__DATA LINES__:
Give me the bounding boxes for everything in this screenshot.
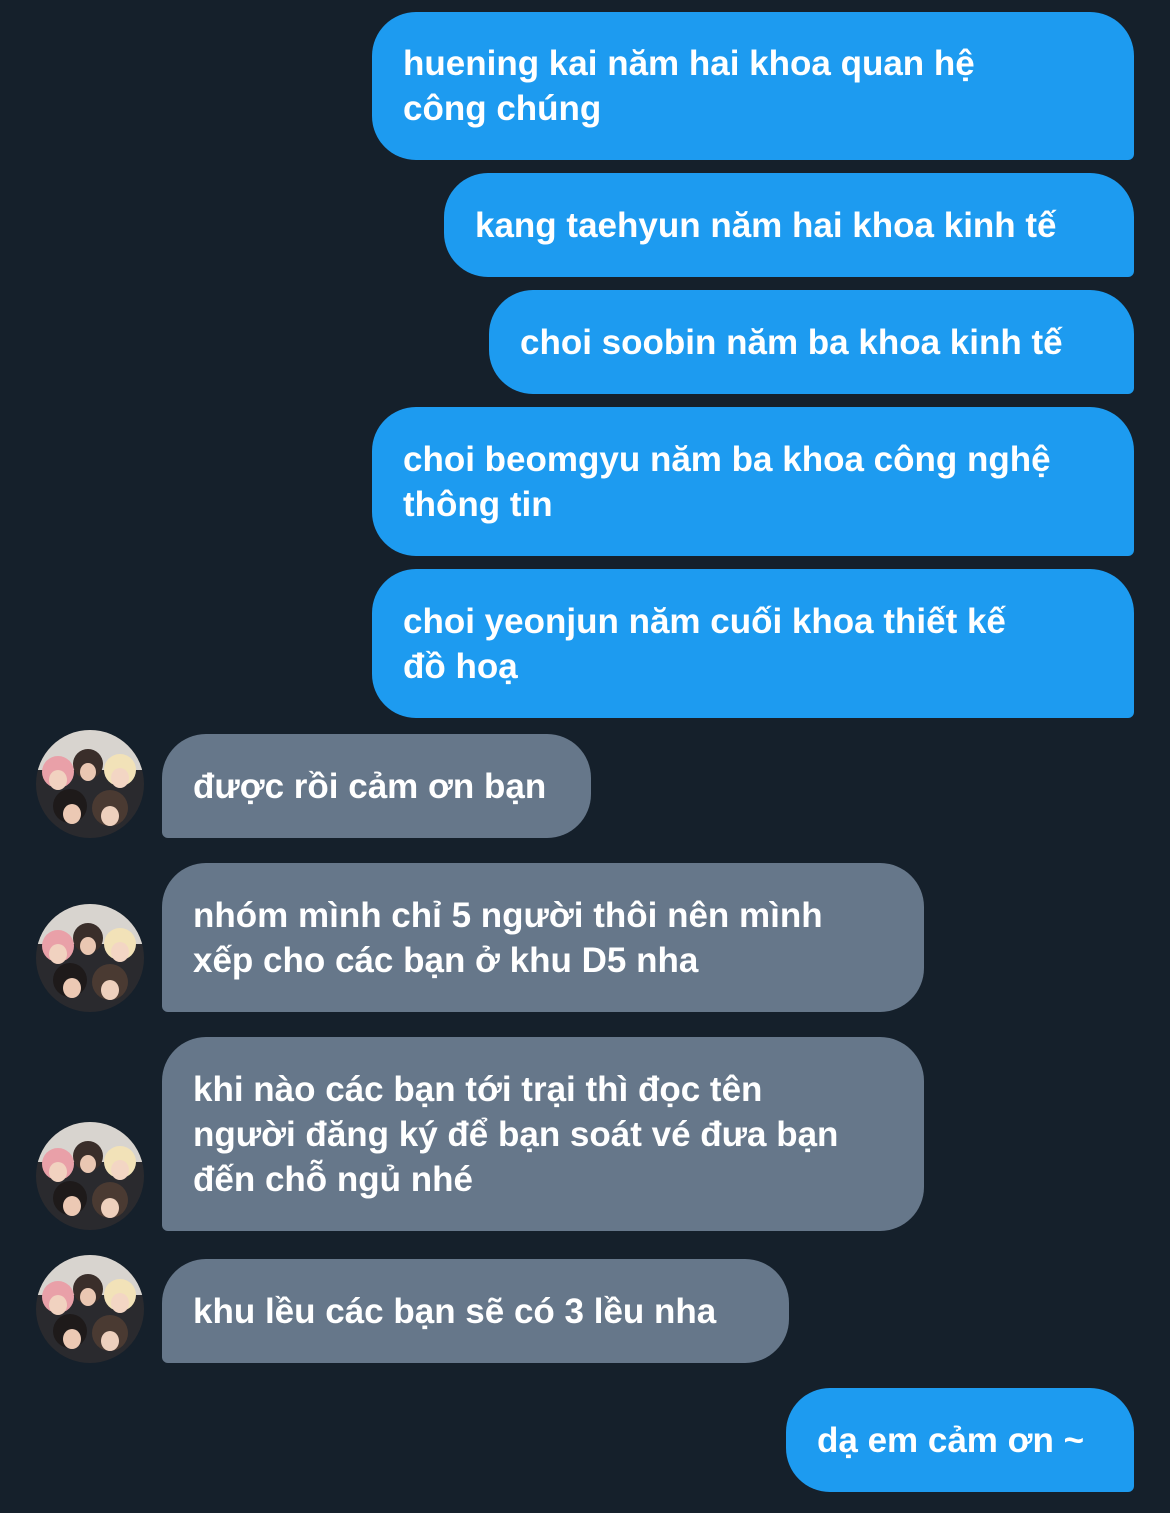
group-photo-avatar-icon bbox=[36, 730, 144, 838]
message-bubble-received[interactable]: khu lều các bạn sẽ có 3 lều nha bbox=[162, 1259, 789, 1363]
group-photo-avatar-icon bbox=[36, 1255, 144, 1363]
message-bubble-sent[interactable]: huening kai năm hai khoa quan hệ công ch… bbox=[372, 12, 1134, 160]
message-bubble-sent[interactable]: choi soobin năm ba khoa kinh tế bbox=[489, 290, 1134, 394]
message-text: kang taehyun năm hai khoa kinh tế bbox=[475, 205, 1057, 245]
message-text: choi beomgyu năm ba khoa công nghệ thông… bbox=[403, 439, 1051, 524]
message-bubble-received[interactable]: nhóm mình chỉ 5 người thôi nên mình xếp … bbox=[162, 863, 924, 1012]
message-bubble-received[interactable]: khi nào các bạn tới trại thì đọc tên ngư… bbox=[162, 1037, 924, 1231]
avatar[interactable] bbox=[36, 1122, 144, 1230]
avatar[interactable] bbox=[36, 1255, 144, 1363]
message-text: được rồi cảm ơn bạn bbox=[193, 766, 547, 806]
message-text: dạ em cảm ơn ~ bbox=[817, 1420, 1085, 1460]
message-text: khu lều các bạn sẽ có 3 lều nha bbox=[193, 1291, 717, 1331]
avatar[interactable] bbox=[36, 904, 144, 1012]
message-text: khi nào các bạn tới trại thì đọc tên ngư… bbox=[193, 1069, 839, 1199]
group-photo-avatar-icon bbox=[36, 904, 144, 1012]
message-text: choi soobin năm ba khoa kinh tế bbox=[520, 322, 1063, 362]
avatar[interactable] bbox=[36, 730, 144, 838]
message-bubble-sent[interactable]: choi beomgyu năm ba khoa công nghệ thông… bbox=[372, 407, 1134, 556]
message-bubble-sent[interactable]: kang taehyun năm hai khoa kinh tế bbox=[444, 173, 1134, 277]
message-text: nhóm mình chỉ 5 người thôi nên mình xếp … bbox=[193, 895, 823, 980]
group-photo-avatar-icon bbox=[36, 1122, 144, 1230]
message-bubble-received[interactable]: được rồi cảm ơn bạn bbox=[162, 734, 591, 838]
message-text: choi yeonjun năm cuối khoa thiết kế đồ h… bbox=[403, 601, 1006, 686]
message-bubble-sent[interactable]: dạ em cảm ơn ~ bbox=[786, 1388, 1134, 1492]
message-bubble-sent[interactable]: choi yeonjun năm cuối khoa thiết kế đồ h… bbox=[372, 569, 1134, 718]
message-text: huening kai năm hai khoa quan hệ công ch… bbox=[403, 44, 975, 128]
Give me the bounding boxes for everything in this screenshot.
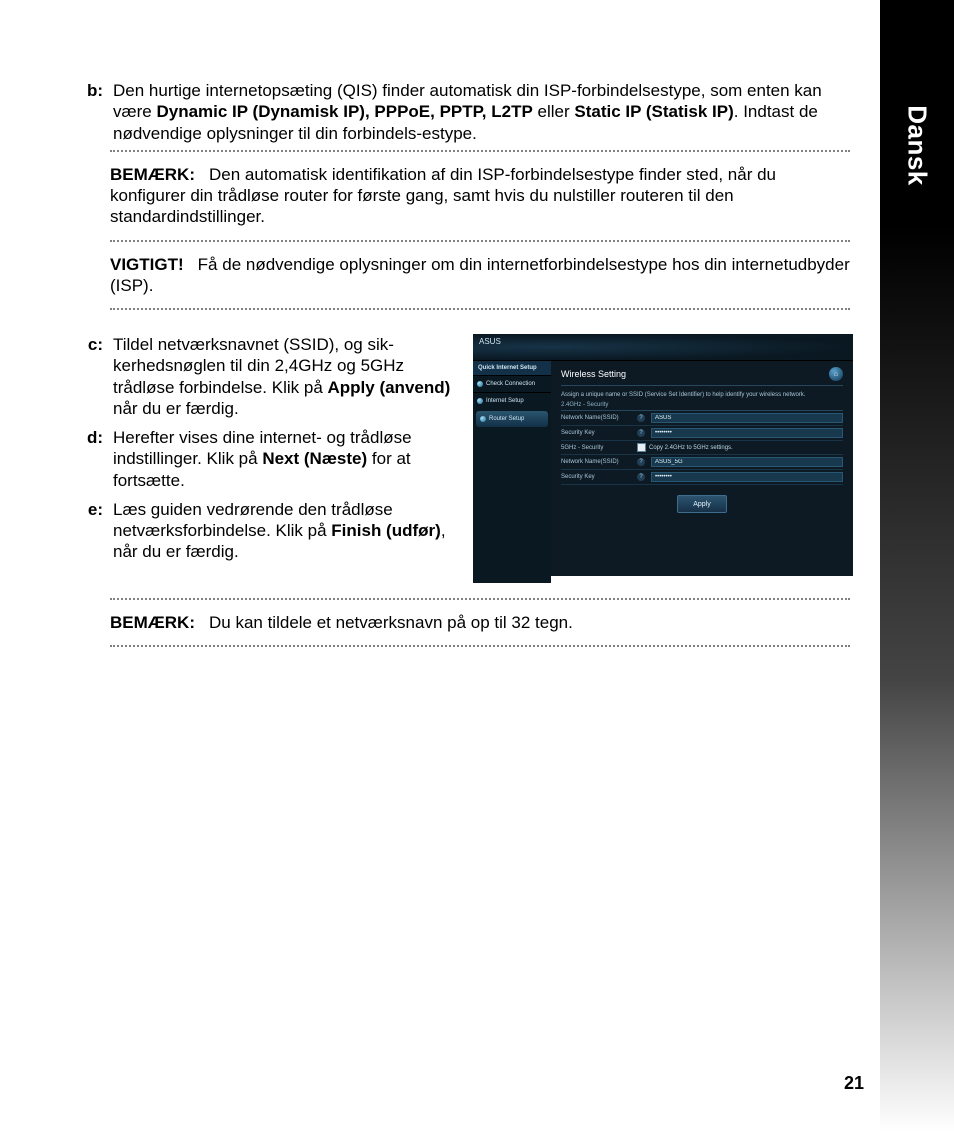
page-number: 21 [844,1073,864,1094]
step-c-body: Tildel netværksnavnet (SSID), og sik-ker… [113,334,453,419]
help-icon[interactable]: ? [637,458,645,466]
divider [110,645,850,647]
section-5ghz: 5GHz - Security [561,445,631,451]
step-e-b1: Finish (udfør) [331,521,441,540]
wireless-setting-hint: Assign a unique name or SSID (Service Se… [561,392,843,398]
qis-item-router-setup[interactable]: Router Setup [476,411,548,427]
note-3-text: Du kan tildele et netværksnavn på op til… [209,613,573,632]
step-e-body: Læs guiden vedrørende den trådløse netvæ… [113,499,453,563]
qis-item-internet-setup[interactable]: Internet Setup [473,392,551,409]
note-2-text: Få de nødvendige oplysninger om din inte… [110,255,850,295]
step-c: c: Tildel netværksnavnet (SSID), og sik-… [75,334,455,419]
router-screenshot: ASUS Quick Internet Setup Check Connecti… [473,334,865,576]
help-icon[interactable]: ? [637,473,645,481]
step-b-label: b: [75,80,113,144]
step-b-bold1: Dynamic IP (Dynamisk IP), PPPoE, PPTP, L… [156,102,532,121]
status-dot-icon [480,416,486,422]
copy-settings-checkbox[interactable]: Copy 2.4GHz to 5GHz settings. [637,443,843,452]
qis-title: Quick Internet Setup [473,361,551,375]
router-brand-bar: ASUS [473,334,853,361]
step-c-label: c: [75,334,113,419]
note-1-text: Den automatisk identifikation af din ISP… [110,165,776,227]
note-1: BEMÆRK:Den automatisk identifikation af … [110,156,850,236]
status-dot-icon [477,398,483,404]
qis-item-label: Internet Setup [486,398,524,404]
note-2-label: VIGTIGT! [110,254,184,275]
note-1-label: BEMÆRK: [110,164,195,185]
wireless-setting-title: Wireless Setting [561,369,626,379]
step-e-label: e: [75,499,113,563]
step-d-body: Herefter vises dine internet- og trådløs… [113,427,453,491]
apply-button[interactable]: Apply [677,495,727,513]
row-key-5: Security Key ? [561,470,843,485]
step-b-body: Den hurtige internetopsæting (QIS) finde… [113,80,865,144]
language-side-tab: Dansk [880,0,954,1132]
step-b-mid: eller [533,102,575,121]
step-e: e: Læs guiden vedrørende den trådløse ne… [75,499,455,563]
steps-cde: c: Tildel netværksnavnet (SSID), og sik-… [75,334,455,576]
label-ssid-5: Network Name(SSID) [561,459,631,465]
step-d-label: d: [75,427,113,491]
step-c-b1: Apply (anvend) [328,378,451,397]
input-ssid-5[interactable] [651,457,843,467]
status-dot-icon [477,381,483,387]
router-sidebar: Quick Internet Setup Check Connection In… [473,361,551,583]
step-c-p2: når du er færdig. [113,399,239,418]
router-main-panel: Wireless Setting ⌂ Assign a unique name … [551,361,853,583]
checkbox-icon [637,443,646,452]
wireless-setting-title-row: Wireless Setting ⌂ [561,365,843,386]
input-key-24[interactable] [651,428,843,438]
input-ssid-24[interactable] [651,413,843,423]
step-b-bold2: Static IP (Statisk IP) [574,102,733,121]
copy-settings-label: Copy 2.4GHz to 5GHz settings. [649,445,733,451]
label-ssid-24: Network Name(SSID) [561,415,631,421]
qis-item-check-connection[interactable]: Check Connection [473,375,551,392]
router-body: Quick Internet Setup Check Connection In… [473,361,853,583]
divider [110,150,850,152]
row-ssid-5: Network Name(SSID) ? [561,455,843,470]
language-label: Dansk [902,105,933,186]
row-key-24: Security Key ? [561,426,843,441]
home-icon[interactable]: ⌂ [829,367,843,381]
divider [110,240,850,242]
divider [110,308,850,310]
row-steps-and-screenshot: c: Tildel netværksnavnet (SSID), og sik-… [75,334,865,576]
section-24ghz: 2.4GHz - Security [561,400,843,411]
input-key-5[interactable] [651,472,843,482]
help-icon[interactable]: ? [637,429,645,437]
step-d-b1: Next (Næste) [262,449,367,468]
label-key-24: Security Key [561,430,631,436]
divider [110,598,850,600]
page-content: b: Den hurtige internetopsæting (QIS) fi… [75,80,865,651]
note-3: BEMÆRK: Du kan tildele et netværksnavn på… [110,604,850,641]
router-ui: ASUS Quick Internet Setup Check Connecti… [473,334,853,576]
label-key-5: Security Key [561,474,631,480]
step-b: b: Den hurtige internetopsæting (QIS) fi… [75,80,865,144]
note-3-label: BEMÆRK: [110,612,195,633]
note-2: VIGTIGT!Få de nødvendige oplysninger om … [110,246,850,305]
help-icon[interactable]: ? [637,414,645,422]
row-ssid-24: Network Name(SSID) ? [561,411,843,426]
qis-item-label: Check Connection [486,381,535,387]
row-section-5ghz: 5GHz - Security Copy 2.4GHz to 5GHz sett… [561,441,843,455]
step-d: d: Herefter vises dine internet- og tråd… [75,427,455,491]
qis-item-label: Router Setup [489,416,524,422]
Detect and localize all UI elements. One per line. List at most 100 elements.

__TASK INSTRUCTIONS__: Rewrite the lines from the one containing "group-photo-avatar-icon bbox=[36, 730, 144, 838]" through the one containing "message-bubble-sent[interactable]: huening kai", replacing "group-photo-avatar-icon" with "group-avatar-icon" and keeping everything else unchanged.

__SOLUTION TO THE EXERCISE__:
group-avatar-icon bbox=[36, 730, 144, 838]
message-bubble-received[interactable]: khu lều các bạn sẽ có 3 lều nha bbox=[162, 1259, 789, 1363]
group-avatar-icon bbox=[36, 1255, 144, 1363]
message-bubble-sent[interactable]: huening kai năm hai khoa quan hệ công ch… bbox=[372, 12, 1134, 160]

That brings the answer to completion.